> **SHORT EXERCISE**
Go through the listing below and gather every line with the word "avis".
# START OF DATASET ROWS
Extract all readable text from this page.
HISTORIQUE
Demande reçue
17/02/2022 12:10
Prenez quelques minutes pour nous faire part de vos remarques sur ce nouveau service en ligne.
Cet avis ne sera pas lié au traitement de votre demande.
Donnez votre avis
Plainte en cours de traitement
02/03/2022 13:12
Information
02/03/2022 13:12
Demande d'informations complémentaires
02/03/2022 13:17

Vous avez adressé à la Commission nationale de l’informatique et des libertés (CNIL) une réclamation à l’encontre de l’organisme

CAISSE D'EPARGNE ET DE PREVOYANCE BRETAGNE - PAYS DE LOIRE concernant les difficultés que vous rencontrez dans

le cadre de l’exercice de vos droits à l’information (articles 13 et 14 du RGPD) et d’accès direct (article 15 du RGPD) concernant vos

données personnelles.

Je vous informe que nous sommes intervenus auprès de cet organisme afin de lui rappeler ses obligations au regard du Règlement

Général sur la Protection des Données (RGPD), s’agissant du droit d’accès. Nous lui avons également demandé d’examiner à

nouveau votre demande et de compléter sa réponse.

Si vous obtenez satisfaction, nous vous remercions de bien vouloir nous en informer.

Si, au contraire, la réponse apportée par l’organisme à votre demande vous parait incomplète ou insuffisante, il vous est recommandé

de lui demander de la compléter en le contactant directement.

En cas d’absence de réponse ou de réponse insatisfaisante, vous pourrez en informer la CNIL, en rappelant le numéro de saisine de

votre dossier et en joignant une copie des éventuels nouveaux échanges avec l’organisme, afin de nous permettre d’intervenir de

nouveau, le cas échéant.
# END OF DATASET ROWS
> **SOLUTION TO THIS EXERCISE**
Cet avis ne sera pas lié au traitement de votre demande.
Donnez votre avis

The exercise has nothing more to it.